▸ **STATED PROBLEM**
Tally the lines containing the word "Анализ", and report the tally alone.
--- MATERIAL ---
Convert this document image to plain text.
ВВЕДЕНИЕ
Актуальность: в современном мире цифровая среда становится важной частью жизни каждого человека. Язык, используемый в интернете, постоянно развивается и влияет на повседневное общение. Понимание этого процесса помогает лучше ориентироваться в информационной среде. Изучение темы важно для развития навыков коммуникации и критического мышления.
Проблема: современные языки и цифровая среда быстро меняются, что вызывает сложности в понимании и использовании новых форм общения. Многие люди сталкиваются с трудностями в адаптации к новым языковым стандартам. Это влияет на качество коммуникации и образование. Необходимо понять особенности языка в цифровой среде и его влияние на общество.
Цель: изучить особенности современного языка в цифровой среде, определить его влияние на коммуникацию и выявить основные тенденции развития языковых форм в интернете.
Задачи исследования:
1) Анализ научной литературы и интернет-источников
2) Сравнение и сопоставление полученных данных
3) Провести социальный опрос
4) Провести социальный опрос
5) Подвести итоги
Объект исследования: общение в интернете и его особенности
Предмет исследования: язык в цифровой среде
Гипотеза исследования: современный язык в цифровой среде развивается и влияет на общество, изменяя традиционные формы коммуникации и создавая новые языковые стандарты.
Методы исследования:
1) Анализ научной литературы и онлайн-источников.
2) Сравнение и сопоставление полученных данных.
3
---
▸ **EXERCISE OUTPUT**
2